Prompt – Output each line exactly as it appears, skipping any embedded picture.

BEGIN Items

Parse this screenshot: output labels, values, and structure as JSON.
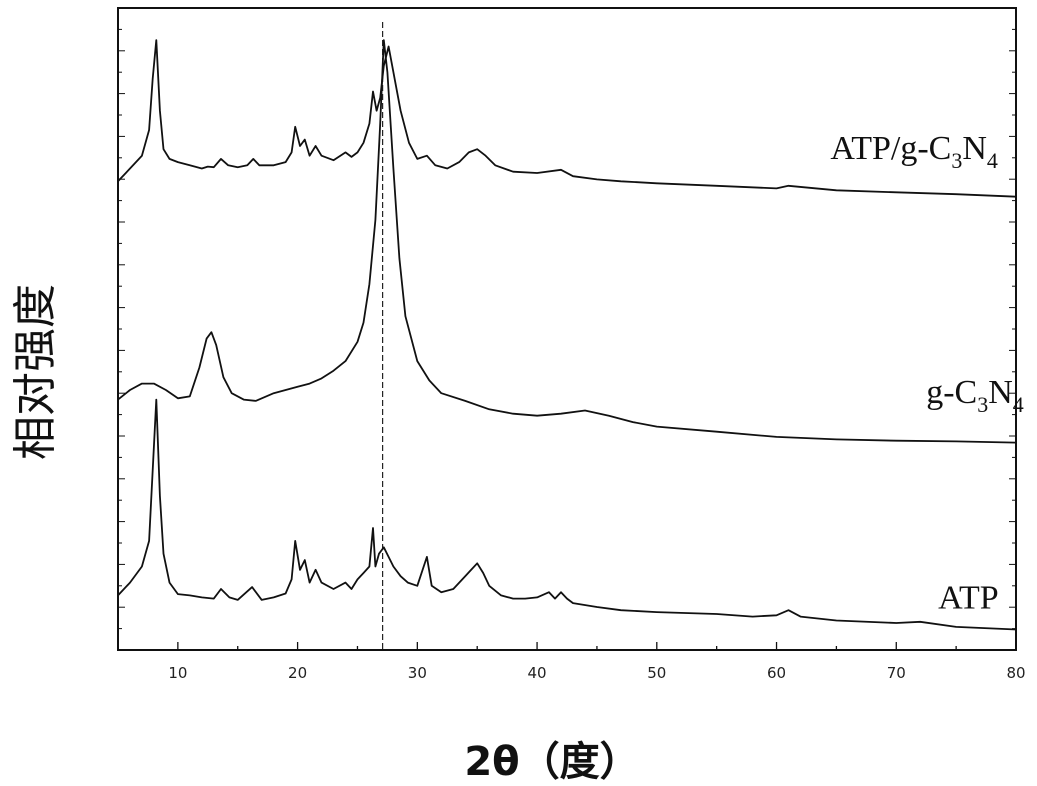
{
  "chart_data": {
    "type": "line",
    "title": "",
    "xlabel": "2θ（度）",
    "ylabel": "相对强度",
    "xlim": [
      5,
      80
    ],
    "ylim": [
      0,
      100
    ],
    "xticks": [
      10,
      20,
      30,
      40,
      50,
      60,
      70,
      80
    ],
    "yticks_labeled": false,
    "grid": false,
    "legend": "none",
    "marker_line": {
      "x": 27.1,
      "style": "dashed"
    },
    "series": [
      {
        "name": "ATP/g-C3N4",
        "label_parts": [
          {
            "text": "ATP/g-C",
            "sub": false
          },
          {
            "text": "3",
            "sub": true
          },
          {
            "text": "N",
            "sub": false
          },
          {
            "text": "4",
            "sub": true
          }
        ],
        "label_position": [
          64.5,
          76.5
        ],
        "color": "#111111",
        "x": [
          5,
          6,
          7,
          7.6,
          7.9,
          8.2,
          8.5,
          8.8,
          9.3,
          10,
          11,
          12,
          12.5,
          13,
          13.6,
          14.2,
          15,
          15.8,
          16.3,
          16.8,
          18,
          19,
          19.5,
          19.8,
          20.2,
          20.6,
          21,
          21.5,
          22,
          23,
          24,
          24.5,
          25,
          25.5,
          26,
          26.3,
          26.6,
          26.9,
          27.2,
          27.6,
          28,
          28.6,
          29.3,
          30,
          30.8,
          31.5,
          32.5,
          33.5,
          34.3,
          35,
          35.7,
          36.5,
          38,
          40,
          42,
          43,
          45,
          47,
          50,
          55,
          60,
          61,
          65,
          70,
          75,
          80
        ],
        "y": [
          73,
          75,
          77,
          81,
          89,
          95,
          84,
          78,
          76.5,
          76,
          75.5,
          75,
          75.3,
          75.2,
          76.5,
          75.5,
          75.2,
          75.5,
          76.5,
          75.5,
          75.5,
          76,
          77.5,
          81.5,
          78.5,
          79.5,
          77,
          78.5,
          77,
          76.3,
          77.5,
          76.8,
          77.5,
          79,
          82,
          87,
          84,
          86,
          91,
          94,
          90,
          84,
          79,
          76.5,
          77,
          75.5,
          75,
          76,
          77.5,
          78,
          77,
          75.5,
          74.5,
          74.3,
          74.8,
          73.8,
          73.3,
          73,
          72.7,
          72.3,
          71.9,
          72.3,
          71.6,
          71.3,
          71,
          70.6
        ]
      },
      {
        "name": "g-C3N4",
        "label_parts": [
          {
            "text": "g-C",
            "sub": false
          },
          {
            "text": "3",
            "sub": true
          },
          {
            "text": "N",
            "sub": false
          },
          {
            "text": "4",
            "sub": true
          }
        ],
        "label_position": [
          72.5,
          38.5
        ],
        "color": "#111111",
        "x": [
          5,
          6,
          7,
          8,
          9,
          10,
          11,
          11.8,
          12.4,
          12.8,
          13.2,
          13.8,
          14.5,
          15.5,
          16.5,
          18,
          20,
          21,
          22,
          23,
          24,
          25,
          25.5,
          26,
          26.5,
          26.9,
          27.2,
          27.5,
          28,
          28.5,
          29,
          30,
          31,
          32,
          34,
          36,
          38,
          40,
          42,
          44,
          46,
          48,
          50,
          55,
          60,
          65,
          70,
          75,
          80
        ],
        "y": [
          39,
          40.5,
          41.5,
          41.5,
          40.5,
          39.2,
          39.5,
          44,
          48.5,
          49.5,
          47.5,
          42.5,
          40,
          39,
          38.8,
          40,
          41,
          41.5,
          42.3,
          43.5,
          45,
          48,
          51,
          57,
          67,
          82,
          95,
          90,
          75,
          61,
          52,
          45,
          42,
          40,
          38.8,
          37.5,
          36.8,
          36.5,
          36.8,
          37.3,
          36.5,
          35.5,
          34.8,
          34,
          33.2,
          32.8,
          32.6,
          32.5,
          32.3
        ]
      },
      {
        "name": "ATP",
        "label_parts": [
          {
            "text": "ATP",
            "sub": false
          }
        ],
        "label_position": [
          73.5,
          6.5
        ],
        "color": "#111111",
        "x": [
          5,
          6,
          7,
          7.6,
          7.9,
          8.2,
          8.5,
          8.8,
          9.3,
          10,
          11,
          12,
          13,
          13.6,
          14.3,
          15,
          16.2,
          17,
          18,
          19,
          19.5,
          19.8,
          20.2,
          20.6,
          21,
          21.5,
          22,
          23,
          24,
          24.5,
          25,
          25.5,
          26,
          26.3,
          26.5,
          26.8,
          27.2,
          27.6,
          28,
          28.6,
          29.2,
          30,
          30.8,
          31.2,
          32,
          33,
          34,
          34.5,
          35,
          35.5,
          36,
          37,
          38,
          39,
          40,
          41,
          41.5,
          42,
          42.5,
          43,
          45,
          47,
          50,
          55,
          58,
          60,
          61,
          62,
          65,
          70,
          72,
          75,
          80
        ],
        "y": [
          8.5,
          10.5,
          13,
          17,
          28,
          39,
          24,
          15,
          10.5,
          8.7,
          8.5,
          8.2,
          8,
          9.5,
          8.2,
          7.8,
          9.8,
          7.8,
          8.2,
          8.8,
          11,
          17,
          12.5,
          14,
          10.5,
          12.5,
          10.5,
          9.5,
          10.5,
          9.5,
          11,
          12,
          13,
          19,
          13,
          15,
          16,
          14.5,
          13,
          11.5,
          10.5,
          10,
          14.5,
          10,
          9,
          9.5,
          11.5,
          12.5,
          13.5,
          12,
          10,
          8.5,
          8,
          8,
          8.2,
          9,
          8,
          9,
          8,
          7.3,
          6.7,
          6.2,
          5.9,
          5.6,
          5.2,
          5.4,
          6.2,
          5.2,
          4.6,
          4.2,
          4.4,
          3.6,
          3.2
        ]
      }
    ]
  }
}
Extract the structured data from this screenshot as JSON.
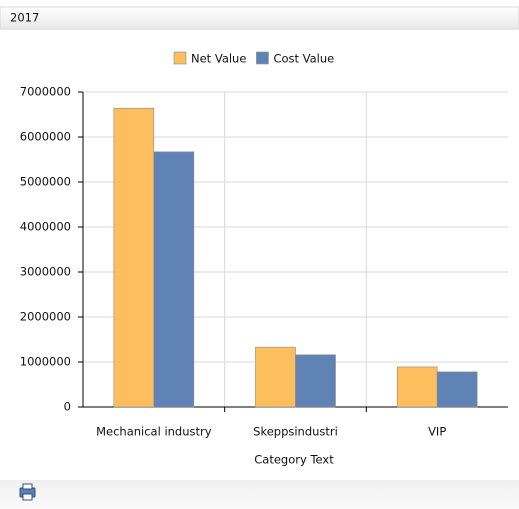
{
  "header": "2017",
  "chart_data": {
    "type": "bar",
    "x_label": "Category Text",
    "categories": [
      "Mechanical industry",
      "Skeppsindustri",
      "VIP"
    ],
    "series": [
      {
        "name": "Net Value",
        "color": "#fdbf5e",
        "values": [
          6640000,
          1330000,
          890000
        ]
      },
      {
        "name": "Cost Value",
        "color": "#6083b6",
        "values": [
          5670000,
          1160000,
          780000
        ]
      }
    ],
    "ylim": [
      0,
      7000000
    ],
    "yticks": [
      0,
      1000000,
      2000000,
      3000000,
      4000000,
      5000000,
      6000000,
      7000000
    ],
    "grid": true,
    "legend": "top"
  }
}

END Items

Complete output –
Parse this screenshot: output labels, values, and structure as JSON.
{
  "chart_data": {
    "type": "line",
    "title": "",
    "xlabel": "2θ（度）",
    "ylabel": "相对强度",
    "xlim": [
      5,
      80
    ],
    "ylim": [
      0,
      100
    ],
    "xticks": [
      10,
      20,
      30,
      40,
      50,
      60,
      70,
      80
    ],
    "yticks_labeled": false,
    "grid": false,
    "legend": "none",
    "marker_line": {
      "x": 27.1,
      "style": "dashed"
    },
    "series": [
      {
        "name": "ATP/g-C3N4",
        "label_parts": [
          {
            "text": "ATP/g-C",
            "sub": false
          },
          {
            "text": "3",
            "sub": true
          },
          {
            "text": "N",
            "sub": false
          },
          {
            "text": "4",
            "sub": true
          }
        ],
        "label_position": [
          64.5,
          76.5
        ],
        "color": "#111111",
        "x": [
          5,
          6,
          7,
          7.6,
          7.9,
          8.2,
          8.5,
          8.8,
          9.3,
          10,
          11,
          12,
          12.5,
          13,
          13.6,
          14.2,
          15,
          15.8,
          16.3,
          16.8,
          18,
          19,
          19.5,
          19.8,
          20.2,
          20.6,
          21,
          21.5,
          22,
          23,
          24,
          24.5,
          25,
          25.5,
          26,
          26.3,
          26.6,
          26.9,
          27.2,
          27.6,
          28,
          28.6,
          29.3,
          30,
          30.8,
          31.5,
          32.5,
          33.5,
          34.3,
          35,
          35.7,
          36.5,
          38,
          40,
          42,
          43,
          45,
          47,
          50,
          55,
          60,
          61,
          65,
          70,
          75,
          80
        ],
        "y": [
          73,
          75,
          77,
          81,
          89,
          95,
          84,
          78,
          76.5,
          76,
          75.5,
          75,
          75.3,
          75.2,
          76.5,
          75.5,
          75.2,
          75.5,
          76.5,
          75.5,
          75.5,
          76,
          77.5,
          81.5,
          78.5,
          79.5,
          77,
          78.5,
          77,
          76.3,
          77.5,
          76.8,
          77.5,
          79,
          82,
          87,
          84,
          86,
          91,
          94,
          90,
          84,
          79,
          76.5,
          77,
          75.5,
          75,
          76,
          77.5,
          78,
          77,
          75.5,
          74.5,
          74.3,
          74.8,
          73.8,
          73.3,
          73,
          72.7,
          72.3,
          71.9,
          72.3,
          71.6,
          71.3,
          71,
          70.6
        ]
      },
      {
        "name": "g-C3N4",
        "label_parts": [
          {
            "text": "g-C",
            "sub": false
          },
          {
            "text": "3",
            "sub": true
          },
          {
            "text": "N",
            "sub": false
          },
          {
            "text": "4",
            "sub": true
          }
        ],
        "label_position": [
          72.5,
          38.5
        ],
        "color": "#111111",
        "x": [
          5,
          6,
          7,
          8,
          9,
          10,
          11,
          11.8,
          12.4,
          12.8,
          13.2,
          13.8,
          14.5,
          15.5,
          16.5,
          18,
          20,
          21,
          22,
          23,
          24,
          25,
          25.5,
          26,
          26.5,
          26.9,
          27.2,
          27.5,
          28,
          28.5,
          29,
          30,
          31,
          32,
          34,
          36,
          38,
          40,
          42,
          44,
          46,
          48,
          50,
          55,
          60,
          65,
          70,
          75,
          80
        ],
        "y": [
          39,
          40.5,
          41.5,
          41.5,
          40.5,
          39.2,
          39.5,
          44,
          48.5,
          49.5,
          47.5,
          42.5,
          40,
          39,
          38.8,
          40,
          41,
          41.5,
          42.3,
          43.5,
          45,
          48,
          51,
          57,
          67,
          82,
          95,
          90,
          75,
          61,
          52,
          45,
          42,
          40,
          38.8,
          37.5,
          36.8,
          36.5,
          36.8,
          37.3,
          36.5,
          35.5,
          34.8,
          34,
          33.2,
          32.8,
          32.6,
          32.5,
          32.3
        ]
      },
      {
        "name": "ATP",
        "label_parts": [
          {
            "text": "ATP",
            "sub": false
          }
        ],
        "label_position": [
          73.5,
          6.5
        ],
        "color": "#111111",
        "x": [
          5,
          6,
          7,
          7.6,
          7.9,
          8.2,
          8.5,
          8.8,
          9.3,
          10,
          11,
          12,
          13,
          13.6,
          14.3,
          15,
          16.2,
          17,
          18,
          19,
          19.5,
          19.8,
          20.2,
          20.6,
          21,
          21.5,
          22,
          23,
          24,
          24.5,
          25,
          25.5,
          26,
          26.3,
          26.5,
          26.8,
          27.2,
          27.6,
          28,
          28.6,
          29.2,
          30,
          30.8,
          31.2,
          32,
          33,
          34,
          34.5,
          35,
          35.5,
          36,
          37,
          38,
          39,
          40,
          41,
          41.5,
          42,
          42.5,
          43,
          45,
          47,
          50,
          55,
          58,
          60,
          61,
          62,
          65,
          70,
          72,
          75,
          80
        ],
        "y": [
          8.5,
          10.5,
          13,
          17,
          28,
          39,
          24,
          15,
          10.5,
          8.7,
          8.5,
          8.2,
          8,
          9.5,
          8.2,
          7.8,
          9.8,
          7.8,
          8.2,
          8.8,
          11,
          17,
          12.5,
          14,
          10.5,
          12.5,
          10.5,
          9.5,
          10.5,
          9.5,
          11,
          12,
          13,
          19,
          13,
          15,
          16,
          14.5,
          13,
          11.5,
          10.5,
          10,
          14.5,
          10,
          9,
          9.5,
          11.5,
          12.5,
          13.5,
          12,
          10,
          8.5,
          8,
          8,
          8.2,
          9,
          8,
          9,
          8,
          7.3,
          6.7,
          6.2,
          5.9,
          5.6,
          5.2,
          5.4,
          6.2,
          5.2,
          4.6,
          4.2,
          4.4,
          3.6,
          3.2
        ]
      }
    ]
  }
}
Extract the structured data from this screenshot as JSON.
{
  "header": "2017",
  "chart_data": {
    "type": "bar",
    "x_label": "Category Text",
    "categories": [
      "Mechanical industry",
      "Skeppsindustri",
      "VIP"
    ],
    "series": [
      {
        "name": "Net Value",
        "color": "#fdbf5e",
        "values": [
          6640000,
          1330000,
          890000
        ]
      },
      {
        "name": "Cost Value",
        "color": "#6083b6",
        "values": [
          5670000,
          1160000,
          780000
        ]
      }
    ],
    "ylim": [
      0,
      7000000
    ],
    "yticks": [
      0,
      1000000,
      2000000,
      3000000,
      4000000,
      5000000,
      6000000,
      7000000
    ],
    "grid": true,
    "legend": "top"
  }
}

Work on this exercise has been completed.